Instruction: Find every line in the records below that holds the word "关于召开成华区第七届人民代表大会第五次会议", and copy each one.

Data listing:

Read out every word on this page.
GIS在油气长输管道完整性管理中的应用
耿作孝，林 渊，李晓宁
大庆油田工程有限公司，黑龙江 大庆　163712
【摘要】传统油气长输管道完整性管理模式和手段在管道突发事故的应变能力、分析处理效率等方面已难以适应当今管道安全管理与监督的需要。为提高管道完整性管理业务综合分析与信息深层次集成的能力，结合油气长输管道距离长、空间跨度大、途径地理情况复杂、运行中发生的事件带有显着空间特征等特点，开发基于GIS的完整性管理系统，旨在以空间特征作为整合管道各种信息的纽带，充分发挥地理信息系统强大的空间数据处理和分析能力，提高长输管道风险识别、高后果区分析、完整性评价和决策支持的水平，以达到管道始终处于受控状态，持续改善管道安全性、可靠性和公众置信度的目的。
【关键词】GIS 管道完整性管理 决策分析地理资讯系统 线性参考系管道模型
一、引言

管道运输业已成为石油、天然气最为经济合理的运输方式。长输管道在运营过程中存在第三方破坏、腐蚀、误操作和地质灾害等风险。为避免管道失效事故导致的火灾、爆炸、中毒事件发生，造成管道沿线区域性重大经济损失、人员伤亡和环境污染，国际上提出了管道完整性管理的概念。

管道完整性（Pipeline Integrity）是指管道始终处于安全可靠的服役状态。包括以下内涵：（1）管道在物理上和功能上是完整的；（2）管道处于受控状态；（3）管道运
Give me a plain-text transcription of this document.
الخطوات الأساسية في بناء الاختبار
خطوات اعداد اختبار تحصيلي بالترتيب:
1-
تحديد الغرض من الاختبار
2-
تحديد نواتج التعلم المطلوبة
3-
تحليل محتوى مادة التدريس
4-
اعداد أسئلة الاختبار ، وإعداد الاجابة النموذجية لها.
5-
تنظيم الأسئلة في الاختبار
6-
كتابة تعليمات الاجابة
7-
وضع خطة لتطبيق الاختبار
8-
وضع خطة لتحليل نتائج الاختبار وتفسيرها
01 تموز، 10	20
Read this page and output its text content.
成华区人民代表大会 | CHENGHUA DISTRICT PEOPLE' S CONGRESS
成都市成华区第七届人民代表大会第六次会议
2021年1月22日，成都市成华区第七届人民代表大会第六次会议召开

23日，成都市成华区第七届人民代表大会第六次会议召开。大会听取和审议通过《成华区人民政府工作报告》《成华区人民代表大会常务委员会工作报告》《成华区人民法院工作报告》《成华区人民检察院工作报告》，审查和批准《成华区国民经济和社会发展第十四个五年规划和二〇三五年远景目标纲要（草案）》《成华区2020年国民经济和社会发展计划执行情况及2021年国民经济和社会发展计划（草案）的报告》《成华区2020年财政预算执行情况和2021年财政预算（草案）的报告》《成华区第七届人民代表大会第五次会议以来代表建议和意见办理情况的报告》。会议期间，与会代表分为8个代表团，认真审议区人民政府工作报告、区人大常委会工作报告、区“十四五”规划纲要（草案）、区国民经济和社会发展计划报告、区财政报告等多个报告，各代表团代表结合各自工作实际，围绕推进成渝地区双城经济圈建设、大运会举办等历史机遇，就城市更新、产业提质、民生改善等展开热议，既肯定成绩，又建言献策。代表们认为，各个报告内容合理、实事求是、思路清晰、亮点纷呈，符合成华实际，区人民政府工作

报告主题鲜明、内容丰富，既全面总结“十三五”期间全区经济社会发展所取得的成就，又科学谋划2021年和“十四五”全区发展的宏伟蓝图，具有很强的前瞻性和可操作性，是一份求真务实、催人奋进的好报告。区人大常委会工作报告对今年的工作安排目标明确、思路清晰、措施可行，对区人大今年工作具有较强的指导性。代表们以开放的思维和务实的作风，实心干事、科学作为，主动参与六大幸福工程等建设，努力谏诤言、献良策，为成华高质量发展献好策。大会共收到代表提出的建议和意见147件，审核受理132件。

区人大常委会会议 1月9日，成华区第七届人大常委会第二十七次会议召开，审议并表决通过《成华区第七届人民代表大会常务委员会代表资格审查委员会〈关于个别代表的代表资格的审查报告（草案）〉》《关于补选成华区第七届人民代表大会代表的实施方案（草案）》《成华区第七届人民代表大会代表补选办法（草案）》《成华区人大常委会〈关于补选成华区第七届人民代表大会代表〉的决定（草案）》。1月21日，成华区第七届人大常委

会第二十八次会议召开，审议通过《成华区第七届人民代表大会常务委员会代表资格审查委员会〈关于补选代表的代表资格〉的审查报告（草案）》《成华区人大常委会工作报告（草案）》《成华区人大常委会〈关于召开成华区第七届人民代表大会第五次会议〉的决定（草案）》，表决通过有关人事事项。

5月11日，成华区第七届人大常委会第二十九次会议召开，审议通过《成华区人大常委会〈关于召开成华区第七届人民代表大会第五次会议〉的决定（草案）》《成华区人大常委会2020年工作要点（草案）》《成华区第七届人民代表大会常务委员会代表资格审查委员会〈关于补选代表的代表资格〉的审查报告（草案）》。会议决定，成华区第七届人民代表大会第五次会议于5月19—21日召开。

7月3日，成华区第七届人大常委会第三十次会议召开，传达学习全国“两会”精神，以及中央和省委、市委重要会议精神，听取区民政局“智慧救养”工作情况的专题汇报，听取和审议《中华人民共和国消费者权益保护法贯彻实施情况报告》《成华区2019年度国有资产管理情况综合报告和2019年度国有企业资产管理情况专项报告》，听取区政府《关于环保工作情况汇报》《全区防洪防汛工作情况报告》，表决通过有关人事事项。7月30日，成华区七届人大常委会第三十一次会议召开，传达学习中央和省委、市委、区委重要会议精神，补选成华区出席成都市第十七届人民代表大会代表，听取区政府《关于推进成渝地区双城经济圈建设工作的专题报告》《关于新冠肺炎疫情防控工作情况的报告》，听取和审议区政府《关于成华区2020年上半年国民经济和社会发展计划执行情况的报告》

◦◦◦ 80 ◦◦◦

Problem solution:
会第二十八次会议召开，审议通过《成华区第七届人民代表大会常务委员会代表资格审查委员会〈关于补选代表的代表资格〉的审查报告（草案）》《成华区人大常委会工作报告（草案）》《成华区人大常委会〈关于召开成华区第七届人民代表大会第五次会议〉的决定（草案）》，表决通过有关人事事项。
5月11日，成华区第七届人大常委会第二十九次会议召开，审议通过《成华区人大常委会〈关于召开成华区第七届人民代表大会第五次会议〉的决定（草案）》《成华区人大常委会2020年工作要点（草案）》《成华区第七届人民代表大会常务委员会代表资格审查委员会〈关于补选代表的代表资格〉的审查报告（草案）》。会议决定，成华区第七届人民代表大会第五次会议于5月19—21日召开。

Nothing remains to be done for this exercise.